WHAT TO DO:
The records below must be returned exactly, with every picture left out.

[Figure record listings]
----
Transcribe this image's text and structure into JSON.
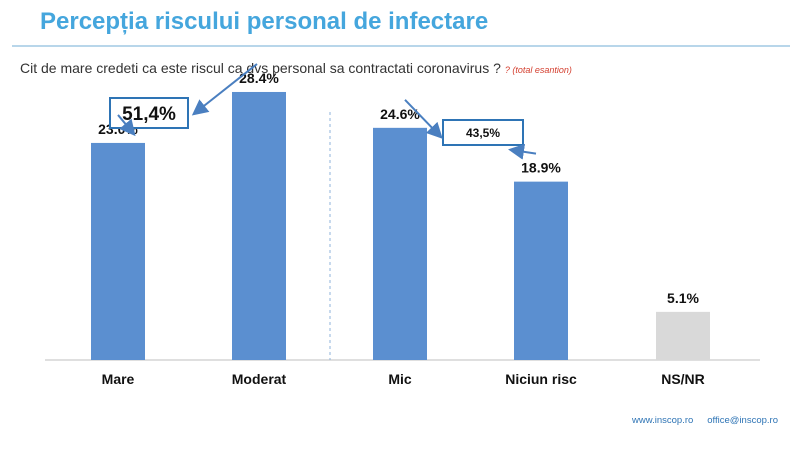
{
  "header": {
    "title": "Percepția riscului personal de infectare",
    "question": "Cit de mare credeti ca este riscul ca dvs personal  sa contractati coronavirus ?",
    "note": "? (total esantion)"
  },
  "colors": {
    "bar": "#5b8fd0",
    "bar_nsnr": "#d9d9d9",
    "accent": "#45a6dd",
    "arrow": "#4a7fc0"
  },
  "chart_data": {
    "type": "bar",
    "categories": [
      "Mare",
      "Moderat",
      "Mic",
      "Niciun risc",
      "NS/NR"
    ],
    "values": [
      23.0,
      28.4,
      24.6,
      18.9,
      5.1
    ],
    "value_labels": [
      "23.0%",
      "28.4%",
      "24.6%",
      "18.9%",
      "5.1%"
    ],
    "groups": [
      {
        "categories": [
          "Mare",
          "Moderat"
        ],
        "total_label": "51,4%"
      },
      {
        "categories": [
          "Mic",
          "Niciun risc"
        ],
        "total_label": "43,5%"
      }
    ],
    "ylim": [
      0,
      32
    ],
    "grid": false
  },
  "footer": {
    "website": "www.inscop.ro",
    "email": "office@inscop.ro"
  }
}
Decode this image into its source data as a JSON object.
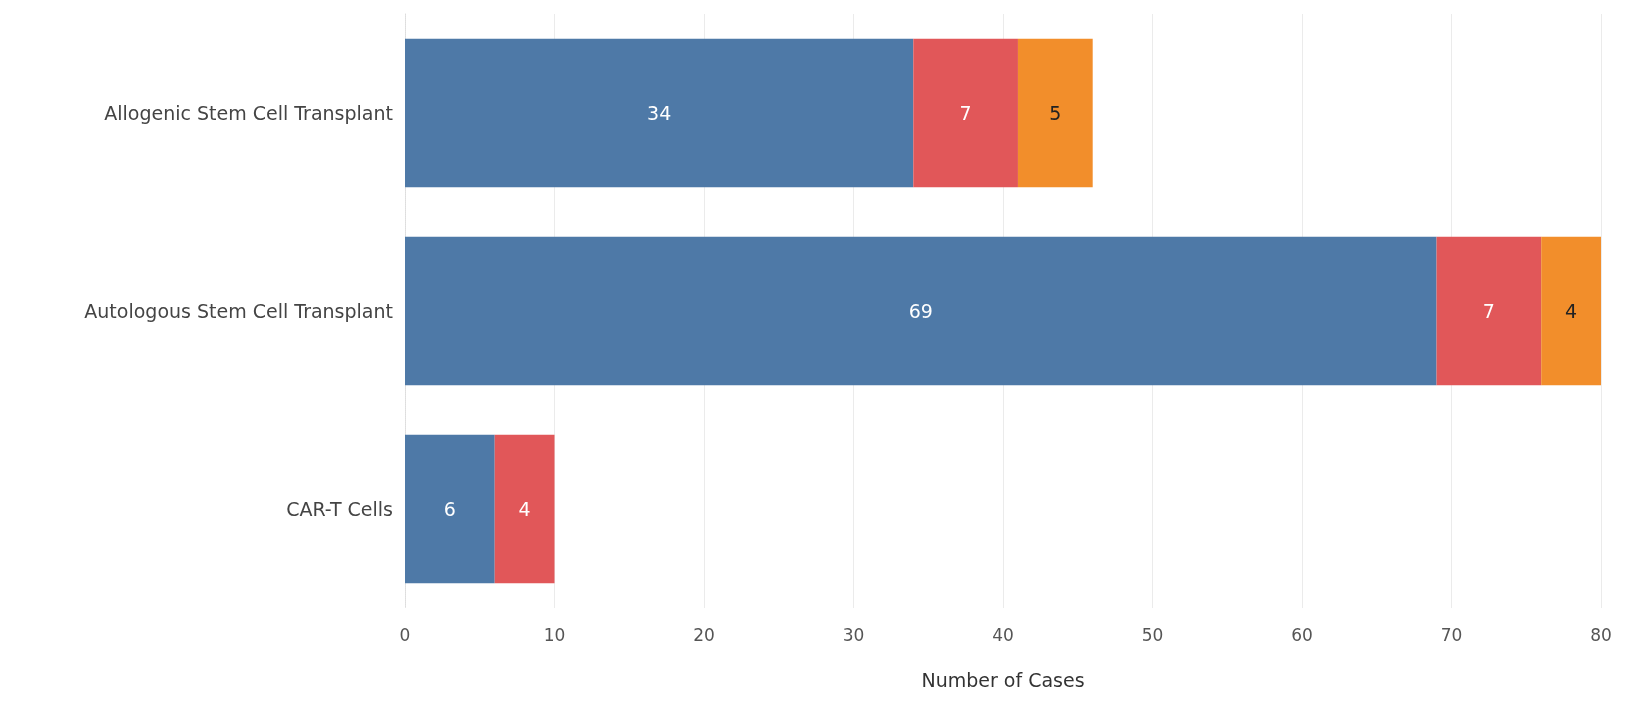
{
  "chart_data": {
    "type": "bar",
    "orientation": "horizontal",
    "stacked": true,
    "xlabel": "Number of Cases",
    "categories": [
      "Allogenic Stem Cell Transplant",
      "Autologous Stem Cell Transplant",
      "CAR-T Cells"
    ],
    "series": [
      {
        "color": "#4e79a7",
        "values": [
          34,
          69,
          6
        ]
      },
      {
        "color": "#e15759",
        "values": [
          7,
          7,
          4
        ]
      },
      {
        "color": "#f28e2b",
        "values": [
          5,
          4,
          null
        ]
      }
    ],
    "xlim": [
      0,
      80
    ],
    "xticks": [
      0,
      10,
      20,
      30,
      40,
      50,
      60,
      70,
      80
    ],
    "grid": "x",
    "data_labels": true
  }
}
----
OUTPUT FOR THIS TASK:
Transcribe this image's text and structure into JSON.
{
  "header": {
    "title": "Percepția riscului personal de infectare",
    "question": "Cit de mare credeti ca este riscul ca dvs personal  sa contractati coronavirus ?",
    "note": "? (total esantion)"
  },
  "colors": {
    "bar": "#5b8fd0",
    "bar_nsnr": "#d9d9d9",
    "accent": "#45a6dd",
    "arrow": "#4a7fc0"
  },
  "chart_data": {
    "type": "bar",
    "categories": [
      "Mare",
      "Moderat",
      "Mic",
      "Niciun risc",
      "NS/NR"
    ],
    "values": [
      23.0,
      28.4,
      24.6,
      18.9,
      5.1
    ],
    "value_labels": [
      "23.0%",
      "28.4%",
      "24.6%",
      "18.9%",
      "5.1%"
    ],
    "groups": [
      {
        "categories": [
          "Mare",
          "Moderat"
        ],
        "total_label": "51,4%"
      },
      {
        "categories": [
          "Mic",
          "Niciun risc"
        ],
        "total_label": "43,5%"
      }
    ],
    "ylim": [
      0,
      32
    ],
    "grid": false
  },
  "footer": {
    "website": "www.inscop.ro",
    "email": "office@inscop.ro"
  }
}
Decode this image into its source data as a JSON object.
{
  "chart_data": {
    "type": "bar",
    "orientation": "horizontal",
    "stacked": true,
    "xlabel": "Number of Cases",
    "categories": [
      "Allogenic Stem Cell Transplant",
      "Autologous Stem Cell Transplant",
      "CAR-T Cells"
    ],
    "series": [
      {
        "color": "#4e79a7",
        "values": [
          34,
          69,
          6
        ]
      },
      {
        "color": "#e15759",
        "values": [
          7,
          7,
          4
        ]
      },
      {
        "color": "#f28e2b",
        "values": [
          5,
          4,
          null
        ]
      }
    ],
    "xlim": [
      0,
      80
    ],
    "xticks": [
      0,
      10,
      20,
      30,
      40,
      50,
      60,
      70,
      80
    ],
    "grid": "x",
    "data_labels": true
  }
}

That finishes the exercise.